## [Written problem]
Copy out the lines of the material verbatim, from the line that contains "paragraph-2: Lorem ipsum" through the line that contains "divider xyxy=(280,0,281,36)", inclusive.

Start of Stored rows

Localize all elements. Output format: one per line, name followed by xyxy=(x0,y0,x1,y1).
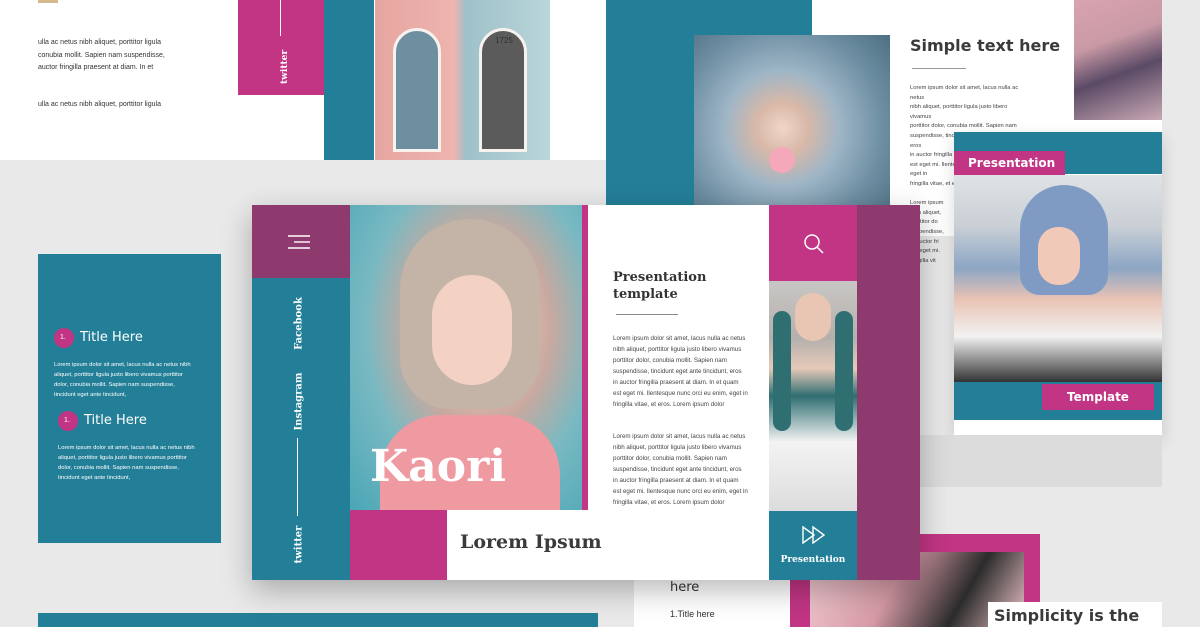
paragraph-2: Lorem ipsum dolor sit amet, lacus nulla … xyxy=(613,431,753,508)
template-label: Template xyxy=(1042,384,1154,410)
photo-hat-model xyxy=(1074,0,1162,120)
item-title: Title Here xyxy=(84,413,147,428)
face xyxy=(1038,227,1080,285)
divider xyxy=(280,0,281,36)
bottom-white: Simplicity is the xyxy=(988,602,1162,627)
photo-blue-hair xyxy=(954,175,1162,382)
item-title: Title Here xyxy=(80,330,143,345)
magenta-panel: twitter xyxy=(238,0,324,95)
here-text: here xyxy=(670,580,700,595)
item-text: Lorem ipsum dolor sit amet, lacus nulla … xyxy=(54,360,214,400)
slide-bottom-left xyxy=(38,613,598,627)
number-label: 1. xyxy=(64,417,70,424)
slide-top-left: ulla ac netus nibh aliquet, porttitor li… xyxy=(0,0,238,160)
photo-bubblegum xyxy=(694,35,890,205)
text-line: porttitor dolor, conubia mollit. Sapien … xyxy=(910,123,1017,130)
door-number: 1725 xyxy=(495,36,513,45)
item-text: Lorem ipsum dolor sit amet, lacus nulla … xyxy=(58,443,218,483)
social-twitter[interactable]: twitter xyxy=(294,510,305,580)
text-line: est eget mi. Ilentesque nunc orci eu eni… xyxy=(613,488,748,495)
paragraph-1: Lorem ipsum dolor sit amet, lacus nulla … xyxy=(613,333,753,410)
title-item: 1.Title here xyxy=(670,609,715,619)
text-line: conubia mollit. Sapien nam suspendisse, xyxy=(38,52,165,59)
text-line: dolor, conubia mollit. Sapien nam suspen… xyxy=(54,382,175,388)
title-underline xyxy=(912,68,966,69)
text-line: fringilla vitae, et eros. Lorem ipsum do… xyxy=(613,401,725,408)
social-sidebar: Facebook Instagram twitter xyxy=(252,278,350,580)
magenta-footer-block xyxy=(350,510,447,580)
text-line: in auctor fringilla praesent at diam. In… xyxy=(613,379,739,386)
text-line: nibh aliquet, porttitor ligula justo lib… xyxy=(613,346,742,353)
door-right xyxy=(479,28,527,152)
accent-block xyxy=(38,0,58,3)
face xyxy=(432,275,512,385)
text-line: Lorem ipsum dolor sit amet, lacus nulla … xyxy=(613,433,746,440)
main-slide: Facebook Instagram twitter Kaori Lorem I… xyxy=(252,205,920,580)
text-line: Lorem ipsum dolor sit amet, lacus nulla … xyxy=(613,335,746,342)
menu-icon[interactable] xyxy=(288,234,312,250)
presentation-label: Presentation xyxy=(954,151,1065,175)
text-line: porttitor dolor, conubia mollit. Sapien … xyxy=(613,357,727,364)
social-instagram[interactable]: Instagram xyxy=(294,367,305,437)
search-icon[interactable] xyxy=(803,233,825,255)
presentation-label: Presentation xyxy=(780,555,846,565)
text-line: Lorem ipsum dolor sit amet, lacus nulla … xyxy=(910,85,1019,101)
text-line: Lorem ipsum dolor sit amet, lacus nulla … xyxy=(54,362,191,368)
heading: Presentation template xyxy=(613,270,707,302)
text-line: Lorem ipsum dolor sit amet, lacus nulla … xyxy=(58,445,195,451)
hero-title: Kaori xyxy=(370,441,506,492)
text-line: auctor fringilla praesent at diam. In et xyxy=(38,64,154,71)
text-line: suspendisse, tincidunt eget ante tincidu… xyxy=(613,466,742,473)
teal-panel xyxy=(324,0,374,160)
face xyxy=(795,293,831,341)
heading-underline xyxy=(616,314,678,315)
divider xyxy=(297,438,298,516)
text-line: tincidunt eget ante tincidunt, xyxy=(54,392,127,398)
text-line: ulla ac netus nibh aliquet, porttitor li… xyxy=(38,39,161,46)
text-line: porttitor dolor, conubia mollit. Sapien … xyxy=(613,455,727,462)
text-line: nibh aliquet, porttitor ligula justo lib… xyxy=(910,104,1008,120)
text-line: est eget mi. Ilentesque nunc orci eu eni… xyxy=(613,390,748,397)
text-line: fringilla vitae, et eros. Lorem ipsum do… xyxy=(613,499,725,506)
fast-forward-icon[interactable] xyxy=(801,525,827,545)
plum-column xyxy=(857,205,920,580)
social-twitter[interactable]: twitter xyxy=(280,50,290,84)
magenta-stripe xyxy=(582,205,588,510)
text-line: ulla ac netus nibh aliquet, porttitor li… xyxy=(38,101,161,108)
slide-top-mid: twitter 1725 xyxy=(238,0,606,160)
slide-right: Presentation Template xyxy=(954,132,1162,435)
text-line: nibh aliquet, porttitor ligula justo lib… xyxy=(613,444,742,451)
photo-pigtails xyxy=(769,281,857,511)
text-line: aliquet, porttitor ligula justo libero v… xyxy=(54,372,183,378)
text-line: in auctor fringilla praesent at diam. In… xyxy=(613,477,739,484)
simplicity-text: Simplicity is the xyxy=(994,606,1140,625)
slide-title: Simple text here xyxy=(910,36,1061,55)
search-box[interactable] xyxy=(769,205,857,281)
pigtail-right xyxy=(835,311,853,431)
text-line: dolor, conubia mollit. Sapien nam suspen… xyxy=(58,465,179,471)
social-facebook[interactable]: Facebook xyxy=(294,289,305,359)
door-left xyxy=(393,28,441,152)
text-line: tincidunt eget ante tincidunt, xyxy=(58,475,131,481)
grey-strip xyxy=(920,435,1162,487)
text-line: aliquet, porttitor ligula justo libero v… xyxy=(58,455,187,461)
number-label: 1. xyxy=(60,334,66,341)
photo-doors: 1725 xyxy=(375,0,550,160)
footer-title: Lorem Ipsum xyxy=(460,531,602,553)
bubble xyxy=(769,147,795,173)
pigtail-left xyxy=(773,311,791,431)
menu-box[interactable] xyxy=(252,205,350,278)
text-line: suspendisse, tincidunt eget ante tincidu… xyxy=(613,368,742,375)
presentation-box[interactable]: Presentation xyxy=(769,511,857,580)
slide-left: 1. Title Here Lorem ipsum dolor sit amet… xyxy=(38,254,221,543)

End of Stored rows

## [Output below]
paragraph-2: Lorem ipsum dolor sit amet, lacus nulla … xyxy=(613,431,753,508)
template-label: Template xyxy=(1042,384,1154,410)
photo-hat-model xyxy=(1074,0,1162,120)
item-title: Title Here xyxy=(84,413,147,428)
face xyxy=(1038,227,1080,285)
divider xyxy=(280,0,281,36)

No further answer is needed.